Start of Given information

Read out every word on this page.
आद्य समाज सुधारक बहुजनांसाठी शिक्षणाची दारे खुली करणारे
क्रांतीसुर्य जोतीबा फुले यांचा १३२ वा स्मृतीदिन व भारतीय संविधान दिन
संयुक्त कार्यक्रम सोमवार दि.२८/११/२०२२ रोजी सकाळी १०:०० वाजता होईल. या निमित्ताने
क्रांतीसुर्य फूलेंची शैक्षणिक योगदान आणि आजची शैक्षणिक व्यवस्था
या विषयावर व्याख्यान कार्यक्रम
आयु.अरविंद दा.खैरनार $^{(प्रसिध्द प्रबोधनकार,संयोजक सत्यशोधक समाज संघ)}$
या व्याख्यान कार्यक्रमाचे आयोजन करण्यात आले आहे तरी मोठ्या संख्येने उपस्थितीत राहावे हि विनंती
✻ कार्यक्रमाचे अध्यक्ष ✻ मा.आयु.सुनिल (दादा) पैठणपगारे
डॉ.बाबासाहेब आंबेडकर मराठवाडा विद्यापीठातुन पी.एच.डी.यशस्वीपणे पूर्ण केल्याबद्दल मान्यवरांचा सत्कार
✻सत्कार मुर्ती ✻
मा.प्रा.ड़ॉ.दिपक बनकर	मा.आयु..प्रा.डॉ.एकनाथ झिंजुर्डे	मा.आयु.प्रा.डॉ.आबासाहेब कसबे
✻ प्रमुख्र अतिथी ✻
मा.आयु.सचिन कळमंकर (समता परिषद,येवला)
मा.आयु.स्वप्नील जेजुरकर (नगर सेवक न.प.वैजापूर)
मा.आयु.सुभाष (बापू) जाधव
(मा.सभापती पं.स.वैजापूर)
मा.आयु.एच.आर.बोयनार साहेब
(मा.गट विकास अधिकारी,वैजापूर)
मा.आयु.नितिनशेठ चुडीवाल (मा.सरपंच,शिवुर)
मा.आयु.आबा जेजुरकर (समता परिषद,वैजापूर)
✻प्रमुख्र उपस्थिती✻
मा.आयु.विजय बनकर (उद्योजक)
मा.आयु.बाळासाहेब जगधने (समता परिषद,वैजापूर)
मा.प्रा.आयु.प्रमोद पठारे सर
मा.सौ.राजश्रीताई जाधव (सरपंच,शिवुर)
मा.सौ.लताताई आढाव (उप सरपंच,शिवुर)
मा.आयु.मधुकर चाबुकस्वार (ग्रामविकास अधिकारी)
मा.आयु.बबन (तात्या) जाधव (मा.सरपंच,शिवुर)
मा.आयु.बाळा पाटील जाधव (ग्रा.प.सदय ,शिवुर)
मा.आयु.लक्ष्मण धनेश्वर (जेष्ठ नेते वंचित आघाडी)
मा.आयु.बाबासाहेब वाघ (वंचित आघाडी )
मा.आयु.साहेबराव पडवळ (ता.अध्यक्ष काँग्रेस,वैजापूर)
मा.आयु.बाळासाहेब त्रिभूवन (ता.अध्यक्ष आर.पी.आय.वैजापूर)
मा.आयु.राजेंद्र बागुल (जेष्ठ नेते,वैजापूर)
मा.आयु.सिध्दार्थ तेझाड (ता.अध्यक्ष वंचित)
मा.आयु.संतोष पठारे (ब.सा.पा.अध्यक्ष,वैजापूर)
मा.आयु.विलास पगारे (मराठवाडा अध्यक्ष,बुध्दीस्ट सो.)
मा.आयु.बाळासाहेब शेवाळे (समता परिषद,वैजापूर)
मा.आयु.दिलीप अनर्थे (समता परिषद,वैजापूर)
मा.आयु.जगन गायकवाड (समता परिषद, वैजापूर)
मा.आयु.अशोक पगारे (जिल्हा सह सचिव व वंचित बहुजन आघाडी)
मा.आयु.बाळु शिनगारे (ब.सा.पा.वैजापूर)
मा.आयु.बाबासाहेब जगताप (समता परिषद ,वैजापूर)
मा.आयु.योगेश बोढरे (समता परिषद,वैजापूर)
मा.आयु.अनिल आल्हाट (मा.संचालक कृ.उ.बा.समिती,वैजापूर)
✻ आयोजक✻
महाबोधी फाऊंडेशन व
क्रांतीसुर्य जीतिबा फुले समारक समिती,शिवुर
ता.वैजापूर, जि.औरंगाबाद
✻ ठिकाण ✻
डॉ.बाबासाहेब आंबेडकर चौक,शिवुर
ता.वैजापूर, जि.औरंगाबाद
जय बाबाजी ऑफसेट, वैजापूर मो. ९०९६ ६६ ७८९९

End of Given information

Please reproduce every line of the material word for word.

The completed task:
Read out every word on this page.
आद्य समाज सुधारक बहुजनांसाठी शिक्षणाची दारे खुली करणारे
क्रांतीसुर्य जोतीबा फुले यांचा १३२ वा स्मृतीदिन व भारतीय संविधान दिन
संयुक्त कार्यक्रम सोमवार दि.२८/११/२०२२ रोजी सकाळी १०:०० वाजता होईल. या निमित्ताने
क्रांतीसुर्य फूलेंची शैक्षणिक योगदान आणि आजची शैक्षणिक व्यवस्था
या विषयावर व्याख्यान कार्यक्रम
आयु.अरविंद दा.खैरनार $^{(प्रसिध्द प्रबोधनकार,संयोजक सत्यशोधक समाज संघ)}$
या व्याख्यान कार्यक्रमाचे आयोजन करण्यात आले आहे तरी मोठ्या संख्येने उपस्थितीत राहावे हि विनंती
✻ कार्यक्रमाचे अध्यक्ष ✻ मा.आयु.सुनिल (दादा) पैठणपगारे
डॉ.बाबासाहेब आंबेडकर मराठवाडा विद्यापीठातुन पी.एच.डी.यशस्वीपणे पूर्ण केल्याबद्दल मान्यवरांचा सत्कार
✻सत्कार मुर्ती ✻
मा.प्रा.ड़ॉ.दिपक बनकर	मा.आयु..प्रा.डॉ.एकनाथ झिंजुर्डे	मा.आयु.प्रा.डॉ.आबासाहेब कसबे
✻ प्रमुख्र अतिथी ✻
मा.आयु.सचिन कळमंकर (समता परिषद,येवला)
मा.आयु.स्वप्नील जेजुरकर (नगर सेवक न.प.वैजापूर)
मा.आयु.सुभाष (बापू) जाधव
(मा.सभापती पं.स.वैजापूर)
मा.आयु.एच.आर.बोयनार साहेब
(मा.गट विकास अधिकारी,वैजापूर)
मा.आयु.नितिनशेठ चुडीवाल (मा.सरपंच,शिवुर)
मा.आयु.आबा जेजुरकर (समता परिषद,वैजापूर)
✻प्रमुख्र उपस्थिती✻
मा.आयु.विजय बनकर (उद्योजक)
मा.आयु.बाळासाहेब जगधने (समता परिषद,वैजापूर)
मा.प्रा.आयु.प्रमोद पठारे सर
मा.सौ.राजश्रीताई जाधव (सरपंच,शिवुर)
मा.सौ.लताताई आढाव (उप सरपंच,शिवुर)
मा.आयु.मधुकर चाबुकस्वार (ग्रामविकास अधिकारी)
मा.आयु.बबन (तात्या) जाधव (मा.सरपंच,शिवुर)
मा.आयु.बाळा पाटील जाधव (ग्रा.प.सदय ,शिवुर)
मा.आयु.लक्ष्मण धनेश्वर (जेष्ठ नेते वंचित आघाडी)
मा.आयु.बाबासाहेब वाघ (वंचित आघाडी )
मा.आयु.साहेबराव पडवळ (ता.अध्यक्ष काँग्रेस,वैजापूर)
मा.आयु.बाळासाहेब त्रिभूवन (ता.अध्यक्ष आर.पी.आय.वैजापूर)
मा.आयु.राजेंद्र बागुल (जेष्ठ नेते,वैजापूर)
मा.आयु.सिध्दार्थ तेझाड (ता.अध्यक्ष वंचित)
मा.आयु.संतोष पठारे (ब.सा.पा.अध्यक्ष,वैजापूर)
मा.आयु.विलास पगारे (मराठवाडा अध्यक्ष,बुध्दीस्ट सो.)
मा.आयु.बाळासाहेब शेवाळे (समता परिषद,वैजापूर)
मा.आयु.दिलीप अनर्थे (समता परिषद,वैजापूर)
मा.आयु.जगन गायकवाड (समता परिषद, वैजापूर)
मा.आयु.अशोक पगारे (जिल्हा सह सचिव व वंचित बहुजन आघाडी)
मा.आयु.बाळु शिनगारे (ब.सा.पा.वैजापूर)
मा.आयु.बाबासाहेब जगताप (समता परिषद ,वैजापूर)
मा.आयु.योगेश बोढरे (समता परिषद,वैजापूर)
मा.आयु.अनिल आल्हाट (मा.संचालक कृ.उ.बा.समिती,वैजापूर)
✻ आयोजक✻
महाबोधी फाऊंडेशन व
क्रांतीसुर्य जीतिबा फुले समारक समिती,शिवुर
ता.वैजापूर, जि.औरंगाबाद
✻ ठिकाण ✻
डॉ.बाबासाहेब आंबेडकर चौक,शिवुर
ता.वैजापूर, जि.औरंगाबाद
जय बाबाजी ऑफसेट, वैजापूर मो. ९०९६ ६६ ७८९९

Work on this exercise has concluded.